Your goal —
Pull out each line of the data that includes the word "solid".

[Stored data entries]

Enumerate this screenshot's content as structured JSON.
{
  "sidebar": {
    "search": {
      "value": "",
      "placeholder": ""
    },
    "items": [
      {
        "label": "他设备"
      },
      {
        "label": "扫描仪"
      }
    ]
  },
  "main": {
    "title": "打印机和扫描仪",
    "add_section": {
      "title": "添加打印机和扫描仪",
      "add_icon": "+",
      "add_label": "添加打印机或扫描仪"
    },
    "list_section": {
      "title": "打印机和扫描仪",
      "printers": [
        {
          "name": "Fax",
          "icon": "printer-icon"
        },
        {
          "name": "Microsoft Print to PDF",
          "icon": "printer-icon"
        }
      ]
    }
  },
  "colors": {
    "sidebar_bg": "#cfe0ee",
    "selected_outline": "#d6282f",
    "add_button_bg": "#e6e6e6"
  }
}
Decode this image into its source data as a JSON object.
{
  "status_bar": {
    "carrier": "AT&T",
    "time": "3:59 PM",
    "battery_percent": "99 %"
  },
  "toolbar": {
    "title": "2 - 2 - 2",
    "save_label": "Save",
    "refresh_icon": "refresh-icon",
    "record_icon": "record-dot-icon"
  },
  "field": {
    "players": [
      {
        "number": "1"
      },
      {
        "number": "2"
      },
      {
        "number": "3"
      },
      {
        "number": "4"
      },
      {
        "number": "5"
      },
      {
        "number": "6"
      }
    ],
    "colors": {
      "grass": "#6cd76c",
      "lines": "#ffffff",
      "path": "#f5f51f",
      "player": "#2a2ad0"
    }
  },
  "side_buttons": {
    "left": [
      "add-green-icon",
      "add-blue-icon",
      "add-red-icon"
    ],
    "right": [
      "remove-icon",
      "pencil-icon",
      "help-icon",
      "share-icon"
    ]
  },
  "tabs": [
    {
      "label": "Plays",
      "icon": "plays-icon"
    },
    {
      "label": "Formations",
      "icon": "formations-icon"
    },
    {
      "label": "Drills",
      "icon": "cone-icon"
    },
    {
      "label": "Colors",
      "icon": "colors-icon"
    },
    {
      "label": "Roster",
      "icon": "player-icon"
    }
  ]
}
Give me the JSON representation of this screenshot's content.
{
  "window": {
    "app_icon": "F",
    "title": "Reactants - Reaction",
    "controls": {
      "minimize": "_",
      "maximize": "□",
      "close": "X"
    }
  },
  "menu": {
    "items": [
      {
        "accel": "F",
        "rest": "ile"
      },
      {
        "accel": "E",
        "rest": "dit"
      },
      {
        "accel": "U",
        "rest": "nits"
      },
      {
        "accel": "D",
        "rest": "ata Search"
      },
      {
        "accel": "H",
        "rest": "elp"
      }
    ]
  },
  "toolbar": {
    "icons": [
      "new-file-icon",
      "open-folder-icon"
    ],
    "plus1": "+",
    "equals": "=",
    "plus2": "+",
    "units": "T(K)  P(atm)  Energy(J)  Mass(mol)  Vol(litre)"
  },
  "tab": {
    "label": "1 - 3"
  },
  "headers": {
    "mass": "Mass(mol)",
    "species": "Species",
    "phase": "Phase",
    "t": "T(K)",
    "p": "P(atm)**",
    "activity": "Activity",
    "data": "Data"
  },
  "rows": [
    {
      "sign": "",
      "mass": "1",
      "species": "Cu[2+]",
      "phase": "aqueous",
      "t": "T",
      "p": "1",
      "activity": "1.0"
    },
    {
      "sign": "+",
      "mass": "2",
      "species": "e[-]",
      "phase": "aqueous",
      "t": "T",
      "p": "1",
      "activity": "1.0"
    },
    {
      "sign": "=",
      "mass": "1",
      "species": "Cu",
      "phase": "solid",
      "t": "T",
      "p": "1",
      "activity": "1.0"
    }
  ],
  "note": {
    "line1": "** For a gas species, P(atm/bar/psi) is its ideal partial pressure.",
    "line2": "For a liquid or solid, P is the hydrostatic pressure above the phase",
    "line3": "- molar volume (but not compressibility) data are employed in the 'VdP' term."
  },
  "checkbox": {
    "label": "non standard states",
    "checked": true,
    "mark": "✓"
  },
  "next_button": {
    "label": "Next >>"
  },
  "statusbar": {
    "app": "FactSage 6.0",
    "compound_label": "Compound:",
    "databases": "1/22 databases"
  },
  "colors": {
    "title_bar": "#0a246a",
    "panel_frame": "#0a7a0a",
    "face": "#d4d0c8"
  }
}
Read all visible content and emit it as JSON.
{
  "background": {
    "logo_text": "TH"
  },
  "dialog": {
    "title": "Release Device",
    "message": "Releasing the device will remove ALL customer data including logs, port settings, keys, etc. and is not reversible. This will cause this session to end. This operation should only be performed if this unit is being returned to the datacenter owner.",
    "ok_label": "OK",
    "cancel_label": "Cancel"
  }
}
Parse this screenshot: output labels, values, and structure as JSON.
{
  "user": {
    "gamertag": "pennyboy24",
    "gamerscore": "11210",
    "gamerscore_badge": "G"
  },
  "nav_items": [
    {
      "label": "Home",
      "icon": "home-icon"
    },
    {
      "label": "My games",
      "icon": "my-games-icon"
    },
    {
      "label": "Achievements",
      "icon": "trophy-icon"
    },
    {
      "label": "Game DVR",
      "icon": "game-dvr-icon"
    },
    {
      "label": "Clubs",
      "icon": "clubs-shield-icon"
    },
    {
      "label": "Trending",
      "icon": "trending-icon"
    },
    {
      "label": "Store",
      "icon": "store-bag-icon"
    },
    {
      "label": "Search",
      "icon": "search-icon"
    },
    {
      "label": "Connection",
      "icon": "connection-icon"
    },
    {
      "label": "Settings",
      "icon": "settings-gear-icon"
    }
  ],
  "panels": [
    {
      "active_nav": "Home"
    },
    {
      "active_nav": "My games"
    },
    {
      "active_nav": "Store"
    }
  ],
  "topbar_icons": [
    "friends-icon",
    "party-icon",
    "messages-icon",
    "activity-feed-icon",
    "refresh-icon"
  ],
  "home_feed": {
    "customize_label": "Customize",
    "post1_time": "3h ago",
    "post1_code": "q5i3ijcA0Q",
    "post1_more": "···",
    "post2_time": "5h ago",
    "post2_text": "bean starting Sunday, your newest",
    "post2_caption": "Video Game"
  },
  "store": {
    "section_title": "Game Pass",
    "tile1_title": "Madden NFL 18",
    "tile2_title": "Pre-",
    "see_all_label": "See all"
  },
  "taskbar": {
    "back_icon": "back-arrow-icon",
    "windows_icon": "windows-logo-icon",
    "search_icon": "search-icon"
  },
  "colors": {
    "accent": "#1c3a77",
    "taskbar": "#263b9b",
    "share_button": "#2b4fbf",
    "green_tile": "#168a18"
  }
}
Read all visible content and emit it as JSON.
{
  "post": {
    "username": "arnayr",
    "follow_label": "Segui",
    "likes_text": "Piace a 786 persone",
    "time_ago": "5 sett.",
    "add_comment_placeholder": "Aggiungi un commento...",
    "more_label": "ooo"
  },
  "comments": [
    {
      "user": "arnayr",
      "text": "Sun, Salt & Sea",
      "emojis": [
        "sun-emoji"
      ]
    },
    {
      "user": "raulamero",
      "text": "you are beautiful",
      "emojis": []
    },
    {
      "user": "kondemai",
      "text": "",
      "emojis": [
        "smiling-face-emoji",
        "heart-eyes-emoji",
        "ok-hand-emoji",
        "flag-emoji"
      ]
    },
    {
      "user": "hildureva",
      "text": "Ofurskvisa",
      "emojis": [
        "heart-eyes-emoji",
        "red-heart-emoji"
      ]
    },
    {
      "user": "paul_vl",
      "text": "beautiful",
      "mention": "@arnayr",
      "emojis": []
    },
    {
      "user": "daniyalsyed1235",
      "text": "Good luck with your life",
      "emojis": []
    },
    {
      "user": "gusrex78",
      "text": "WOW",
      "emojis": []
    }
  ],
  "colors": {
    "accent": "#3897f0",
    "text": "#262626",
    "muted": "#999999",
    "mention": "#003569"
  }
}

Answer —
      "phase": "solid",
    "line2": "For a liquid or solid, P is the hydrostatic pressure above the phase",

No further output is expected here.